TASK TO COMPLETE: Reproduce every entry exactly.

★ ★ ★ ★

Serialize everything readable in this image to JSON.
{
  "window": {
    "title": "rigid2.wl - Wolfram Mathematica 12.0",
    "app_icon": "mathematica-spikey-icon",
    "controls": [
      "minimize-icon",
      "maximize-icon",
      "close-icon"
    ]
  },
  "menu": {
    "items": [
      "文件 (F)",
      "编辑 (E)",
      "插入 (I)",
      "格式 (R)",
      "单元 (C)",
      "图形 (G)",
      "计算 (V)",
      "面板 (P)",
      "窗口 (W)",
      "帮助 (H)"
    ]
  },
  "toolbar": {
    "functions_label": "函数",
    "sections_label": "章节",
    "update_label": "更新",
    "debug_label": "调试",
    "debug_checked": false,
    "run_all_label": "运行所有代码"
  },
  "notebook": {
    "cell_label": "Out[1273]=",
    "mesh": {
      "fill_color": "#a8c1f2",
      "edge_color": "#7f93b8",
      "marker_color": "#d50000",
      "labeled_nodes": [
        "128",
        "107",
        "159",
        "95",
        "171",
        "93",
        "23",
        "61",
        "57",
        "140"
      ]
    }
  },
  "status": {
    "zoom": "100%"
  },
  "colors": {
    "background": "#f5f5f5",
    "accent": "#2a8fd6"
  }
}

★ ★ ★ ★

PROBLEM SOLUTION:
Serialize everything readable in this image to JSON.
{
  "window": {
    "title": "rigid2.wl - Wolfram Mathematica 12.0",
    "app_icon": "mathematica-spikey-icon",
    "controls": [
      "minimize-icon",
      "maximize-icon",
      "close-icon"
    ]
  },
  "menu": {
    "items": [
      "文件 (F)",
      "编辑 (E)",
      "插入 (I)",
      "格式 (R)",
      "单元 (C)",
      "图形 (G)",
      "计算 (V)",
      "面板 (P)",
      "窗口 (W)",
      "帮助 (H)"
    ]
  },
  "toolbar": {
    "functions_label": "函数",
    "sections_label": "章节",
    "update_label": "更新",
    "debug_label": "调试",
    "debug_checked": false,
    "run_all_label": "运行所有代码"
  },
  "notebook": {
    "cell_label": "Out[1273]=",
    "mesh": {
      "fill_color": "#a8c1f2",
      "edge_color": "#7f93b8",
      "marker_color": "#d50000",
      "labeled_nodes": [
        "128",
        "107",
        "159",
        "95",
        "171",
        "93",
        "23",
        "61",
        "57",
        "140"
      ]
    }
  },
  "status": {
    "zoom": "100%"
  },
  "colors": {
    "background": "#f5f5f5",
    "accent": "#2a8fd6"
  }
}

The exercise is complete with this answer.